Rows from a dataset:
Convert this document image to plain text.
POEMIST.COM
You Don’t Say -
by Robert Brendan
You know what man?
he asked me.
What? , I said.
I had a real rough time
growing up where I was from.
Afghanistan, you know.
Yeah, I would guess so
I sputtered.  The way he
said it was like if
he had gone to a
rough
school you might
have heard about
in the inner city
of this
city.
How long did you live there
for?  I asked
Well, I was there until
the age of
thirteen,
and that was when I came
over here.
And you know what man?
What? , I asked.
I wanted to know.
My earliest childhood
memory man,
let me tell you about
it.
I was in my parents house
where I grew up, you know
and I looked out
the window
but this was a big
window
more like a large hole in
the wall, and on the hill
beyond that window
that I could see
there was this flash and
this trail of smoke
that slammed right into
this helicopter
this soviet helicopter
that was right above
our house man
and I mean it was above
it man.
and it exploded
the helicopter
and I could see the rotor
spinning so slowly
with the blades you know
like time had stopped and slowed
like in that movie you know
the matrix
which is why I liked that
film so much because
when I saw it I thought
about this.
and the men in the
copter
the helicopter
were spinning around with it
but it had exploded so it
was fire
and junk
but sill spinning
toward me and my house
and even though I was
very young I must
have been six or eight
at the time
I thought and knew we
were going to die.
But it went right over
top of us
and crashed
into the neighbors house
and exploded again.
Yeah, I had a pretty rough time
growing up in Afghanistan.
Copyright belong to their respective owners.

Instruction: Reproduce each record exactly, leaving nothing out.

Output of the task:
Convert this document image to plain text.
POEMIST.COM
You Don’t Say -
by Robert Brendan
You know what man?
he asked me.
What? , I said.
I had a real rough time
growing up where I was from.
Afghanistan, you know.
Yeah, I would guess so
I sputtered.  The way he
said it was like if
he had gone to a
rough
school you might
have heard about
in the inner city
of this
city.
How long did you live there
for?  I asked
Well, I was there until
the age of
thirteen,
and that was when I came
over here.
And you know what man?
What? , I asked.
I wanted to know.
My earliest childhood
memory man,
let me tell you about
it.
I was in my parents house
where I grew up, you know
and I looked out
the window
but this was a big
window
more like a large hole in
the wall, and on the hill
beyond that window
that I could see
there was this flash and
this trail of smoke
that slammed right into
this helicopter
this soviet helicopter
that was right above
our house man
and I mean it was above
it man.
and it exploded
the helicopter
and I could see the rotor
spinning so slowly
with the blades you know
like time had stopped and slowed
like in that movie you know
the matrix
which is why I liked that
film so much because
when I saw it I thought
about this.
and the men in the
copter
the helicopter
were spinning around with it
but it had exploded so it
was fire
and junk
but sill spinning
toward me and my house
and even though I was
very young I must
have been six or eight
at the time
I thought and knew we
were going to die.
But it went right over
top of us
and crashed
into the neighbors house
and exploded again.
Yeah, I had a pretty rough time
growing up in Afghanistan.
Copyright belong to their respective owners.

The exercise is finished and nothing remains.